Direction: Produce a verbatim copy of the entries listed below.
— begin Extracted entries —
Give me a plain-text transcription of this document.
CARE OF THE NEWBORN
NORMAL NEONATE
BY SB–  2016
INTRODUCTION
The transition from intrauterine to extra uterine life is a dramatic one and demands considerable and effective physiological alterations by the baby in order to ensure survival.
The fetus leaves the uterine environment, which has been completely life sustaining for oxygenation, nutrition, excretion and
— end Extracted entries —
The answer:
Give me a plain-text transcription of this document.
CARE OF THE NEWBORN
NORMAL NEONATE
BY SB–  2016
INTRODUCTION
The transition from intrauterine to extra uterine life is a dramatic one and demands considerable and effective physiological alterations by the baby in order to ensure survival.
The fetus leaves the uterine environment, which has been completely life sustaining for oxygenation, nutrition, excretion and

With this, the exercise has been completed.